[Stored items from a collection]
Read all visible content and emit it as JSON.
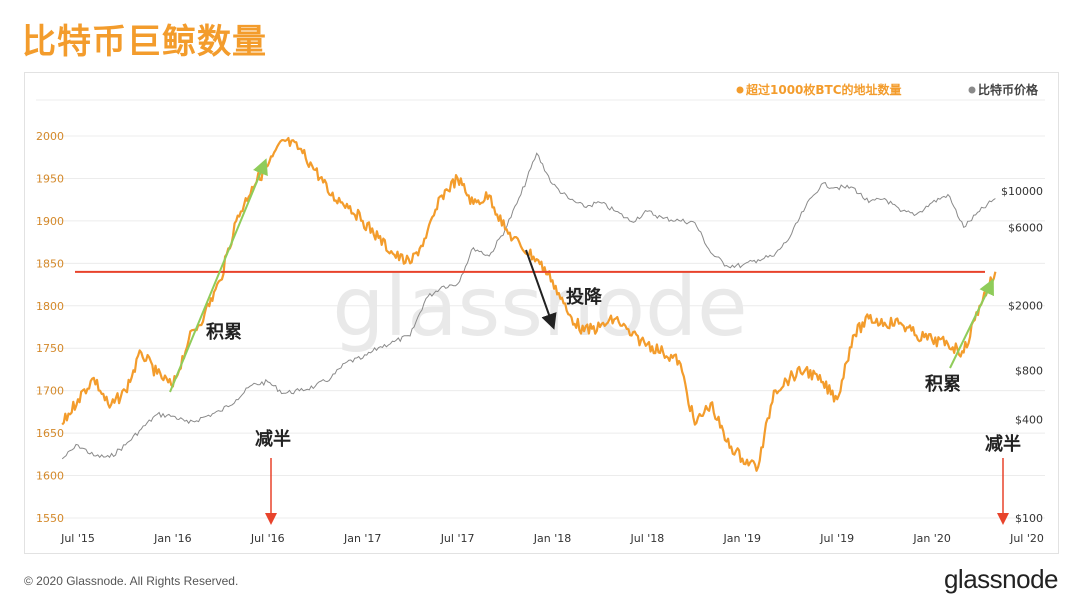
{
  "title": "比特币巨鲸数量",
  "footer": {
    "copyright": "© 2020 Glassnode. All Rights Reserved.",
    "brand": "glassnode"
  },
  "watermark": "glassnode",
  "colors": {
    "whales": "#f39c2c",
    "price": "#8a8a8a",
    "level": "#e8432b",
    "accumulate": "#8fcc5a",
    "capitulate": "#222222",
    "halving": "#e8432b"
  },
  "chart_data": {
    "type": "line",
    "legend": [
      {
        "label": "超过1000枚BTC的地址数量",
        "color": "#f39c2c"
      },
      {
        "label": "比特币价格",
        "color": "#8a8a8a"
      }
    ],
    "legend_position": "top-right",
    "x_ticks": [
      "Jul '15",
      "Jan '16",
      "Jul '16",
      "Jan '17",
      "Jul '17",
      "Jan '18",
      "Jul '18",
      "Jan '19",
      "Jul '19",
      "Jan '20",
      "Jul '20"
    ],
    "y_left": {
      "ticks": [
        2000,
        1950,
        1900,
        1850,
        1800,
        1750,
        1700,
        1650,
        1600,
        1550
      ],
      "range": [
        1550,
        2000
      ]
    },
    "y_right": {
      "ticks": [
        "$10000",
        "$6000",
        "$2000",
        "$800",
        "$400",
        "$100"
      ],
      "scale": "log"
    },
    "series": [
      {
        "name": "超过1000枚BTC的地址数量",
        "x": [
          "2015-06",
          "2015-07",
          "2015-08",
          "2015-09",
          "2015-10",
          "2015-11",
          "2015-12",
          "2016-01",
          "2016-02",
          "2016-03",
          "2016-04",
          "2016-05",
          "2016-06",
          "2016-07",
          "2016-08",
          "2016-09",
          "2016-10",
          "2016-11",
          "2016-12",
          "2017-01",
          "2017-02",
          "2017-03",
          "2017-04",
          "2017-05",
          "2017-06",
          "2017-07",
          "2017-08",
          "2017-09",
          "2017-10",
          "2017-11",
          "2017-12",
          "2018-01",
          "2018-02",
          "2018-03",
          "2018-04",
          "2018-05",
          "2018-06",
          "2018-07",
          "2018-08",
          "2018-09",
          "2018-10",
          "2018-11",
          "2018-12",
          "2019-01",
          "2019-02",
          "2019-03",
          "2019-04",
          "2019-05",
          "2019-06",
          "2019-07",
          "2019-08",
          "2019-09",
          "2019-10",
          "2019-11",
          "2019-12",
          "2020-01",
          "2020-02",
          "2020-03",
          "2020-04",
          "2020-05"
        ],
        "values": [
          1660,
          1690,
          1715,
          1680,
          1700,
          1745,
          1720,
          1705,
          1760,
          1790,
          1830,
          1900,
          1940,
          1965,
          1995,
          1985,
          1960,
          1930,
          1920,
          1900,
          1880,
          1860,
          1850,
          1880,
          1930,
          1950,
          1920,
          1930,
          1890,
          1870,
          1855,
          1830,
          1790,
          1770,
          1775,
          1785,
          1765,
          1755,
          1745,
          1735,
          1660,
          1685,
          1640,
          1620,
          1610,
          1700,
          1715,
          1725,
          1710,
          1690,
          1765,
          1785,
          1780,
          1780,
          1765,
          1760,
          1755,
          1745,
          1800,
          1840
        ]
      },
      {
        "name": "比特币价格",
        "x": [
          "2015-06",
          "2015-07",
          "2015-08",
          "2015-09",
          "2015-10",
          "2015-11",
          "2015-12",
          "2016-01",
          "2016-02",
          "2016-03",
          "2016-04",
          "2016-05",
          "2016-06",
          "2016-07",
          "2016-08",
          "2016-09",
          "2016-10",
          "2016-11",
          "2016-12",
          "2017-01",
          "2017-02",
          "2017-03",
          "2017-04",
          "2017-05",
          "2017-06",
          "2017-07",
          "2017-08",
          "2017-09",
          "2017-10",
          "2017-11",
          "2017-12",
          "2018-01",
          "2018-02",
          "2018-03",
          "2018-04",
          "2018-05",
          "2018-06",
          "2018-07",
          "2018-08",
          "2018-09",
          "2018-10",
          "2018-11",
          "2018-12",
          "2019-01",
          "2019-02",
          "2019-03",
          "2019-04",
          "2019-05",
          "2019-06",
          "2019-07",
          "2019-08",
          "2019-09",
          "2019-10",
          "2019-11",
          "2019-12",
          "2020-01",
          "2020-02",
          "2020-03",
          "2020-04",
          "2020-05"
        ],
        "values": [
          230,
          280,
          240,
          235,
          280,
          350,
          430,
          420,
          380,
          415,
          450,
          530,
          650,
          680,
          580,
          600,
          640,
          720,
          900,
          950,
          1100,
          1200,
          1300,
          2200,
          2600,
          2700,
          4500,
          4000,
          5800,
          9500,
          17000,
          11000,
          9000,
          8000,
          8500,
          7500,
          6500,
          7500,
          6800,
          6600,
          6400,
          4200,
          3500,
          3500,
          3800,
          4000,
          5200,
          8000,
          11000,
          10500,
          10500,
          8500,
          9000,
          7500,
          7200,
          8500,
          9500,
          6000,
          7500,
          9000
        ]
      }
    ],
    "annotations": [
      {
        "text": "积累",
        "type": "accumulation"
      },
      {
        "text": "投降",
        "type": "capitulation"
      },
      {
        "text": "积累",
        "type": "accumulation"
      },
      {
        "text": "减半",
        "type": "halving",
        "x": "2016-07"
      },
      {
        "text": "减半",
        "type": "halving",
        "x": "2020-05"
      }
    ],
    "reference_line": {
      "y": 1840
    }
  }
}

* _WHAT YOU HAVE TO DO_
Except for the pictures, reproduce every line exactly.

* _SOLUTION TO THE EXERCISE_
Read all visible content and emit it as JSON.
{
  "title": "比特币巨鲸数量",
  "footer": {
    "copyright": "© 2020 Glassnode. All Rights Reserved.",
    "brand": "glassnode"
  },
  "watermark": "glassnode",
  "colors": {
    "whales": "#f39c2c",
    "price": "#8a8a8a",
    "level": "#e8432b",
    "accumulate": "#8fcc5a",
    "capitulate": "#222222",
    "halving": "#e8432b"
  },
  "chart_data": {
    "type": "line",
    "legend": [
      {
        "label": "超过1000枚BTC的地址数量",
        "color": "#f39c2c"
      },
      {
        "label": "比特币价格",
        "color": "#8a8a8a"
      }
    ],
    "legend_position": "top-right",
    "x_ticks": [
      "Jul '15",
      "Jan '16",
      "Jul '16",
      "Jan '17",
      "Jul '17",
      "Jan '18",
      "Jul '18",
      "Jan '19",
      "Jul '19",
      "Jan '20",
      "Jul '20"
    ],
    "y_left": {
      "ticks": [
        2000,
        1950,
        1900,
        1850,
        1800,
        1750,
        1700,
        1650,
        1600,
        1550
      ],
      "range": [
        1550,
        2000
      ]
    },
    "y_right": {
      "ticks": [
        "$10000",
        "$6000",
        "$2000",
        "$800",
        "$400",
        "$100"
      ],
      "scale": "log"
    },
    "series": [
      {
        "name": "超过1000枚BTC的地址数量",
        "x": [
          "2015-06",
          "2015-07",
          "2015-08",
          "2015-09",
          "2015-10",
          "2015-11",
          "2015-12",
          "2016-01",
          "2016-02",
          "2016-03",
          "2016-04",
          "2016-05",
          "2016-06",
          "2016-07",
          "2016-08",
          "2016-09",
          "2016-10",
          "2016-11",
          "2016-12",
          "2017-01",
          "2017-02",
          "2017-03",
          "2017-04",
          "2017-05",
          "2017-06",
          "2017-07",
          "2017-08",
          "2017-09",
          "2017-10",
          "2017-11",
          "2017-12",
          "2018-01",
          "2018-02",
          "2018-03",
          "2018-04",
          "2018-05",
          "2018-06",
          "2018-07",
          "2018-08",
          "2018-09",
          "2018-10",
          "2018-11",
          "2018-12",
          "2019-01",
          "2019-02",
          "2019-03",
          "2019-04",
          "2019-05",
          "2019-06",
          "2019-07",
          "2019-08",
          "2019-09",
          "2019-10",
          "2019-11",
          "2019-12",
          "2020-01",
          "2020-02",
          "2020-03",
          "2020-04",
          "2020-05"
        ],
        "values": [
          1660,
          1690,
          1715,
          1680,
          1700,
          1745,
          1720,
          1705,
          1760,
          1790,
          1830,
          1900,
          1940,
          1965,
          1995,
          1985,
          1960,
          1930,
          1920,
          1900,
          1880,
          1860,
          1850,
          1880,
          1930,
          1950,
          1920,
          1930,
          1890,
          1870,
          1855,
          1830,
          1790,
          1770,
          1775,
          1785,
          1765,
          1755,
          1745,
          1735,
          1660,
          1685,
          1640,
          1620,
          1610,
          1700,
          1715,
          1725,
          1710,
          1690,
          1765,
          1785,
          1780,
          1780,
          1765,
          1760,
          1755,
          1745,
          1800,
          1840
        ]
      },
      {
        "name": "比特币价格",
        "x": [
          "2015-06",
          "2015-07",
          "2015-08",
          "2015-09",
          "2015-10",
          "2015-11",
          "2015-12",
          "2016-01",
          "2016-02",
          "2016-03",
          "2016-04",
          "2016-05",
          "2016-06",
          "2016-07",
          "2016-08",
          "2016-09",
          "2016-10",
          "2016-11",
          "2016-12",
          "2017-01",
          "2017-02",
          "2017-03",
          "2017-04",
          "2017-05",
          "2017-06",
          "2017-07",
          "2017-08",
          "2017-09",
          "2017-10",
          "2017-11",
          "2017-12",
          "2018-01",
          "2018-02",
          "2018-03",
          "2018-04",
          "2018-05",
          "2018-06",
          "2018-07",
          "2018-08",
          "2018-09",
          "2018-10",
          "2018-11",
          "2018-12",
          "2019-01",
          "2019-02",
          "2019-03",
          "2019-04",
          "2019-05",
          "2019-06",
          "2019-07",
          "2019-08",
          "2019-09",
          "2019-10",
          "2019-11",
          "2019-12",
          "2020-01",
          "2020-02",
          "2020-03",
          "2020-04",
          "2020-05"
        ],
        "values": [
          230,
          280,
          240,
          235,
          280,
          350,
          430,
          420,
          380,
          415,
          450,
          530,
          650,
          680,
          580,
          600,
          640,
          720,
          900,
          950,
          1100,
          1200,
          1300,
          2200,
          2600,
          2700,
          4500,
          4000,
          5800,
          9500,
          17000,
          11000,
          9000,
          8000,
          8500,
          7500,
          6500,
          7500,
          6800,
          6600,
          6400,
          4200,
          3500,
          3500,
          3800,
          4000,
          5200,
          8000,
          11000,
          10500,
          10500,
          8500,
          9000,
          7500,
          7200,
          8500,
          9500,
          6000,
          7500,
          9000
        ]
      }
    ],
    "annotations": [
      {
        "text": "积累",
        "type": "accumulation"
      },
      {
        "text": "投降",
        "type": "capitulation"
      },
      {
        "text": "积累",
        "type": "accumulation"
      },
      {
        "text": "减半",
        "type": "halving",
        "x": "2016-07"
      },
      {
        "text": "减半",
        "type": "halving",
        "x": "2020-05"
      }
    ],
    "reference_line": {
      "y": 1840
    }
  }
}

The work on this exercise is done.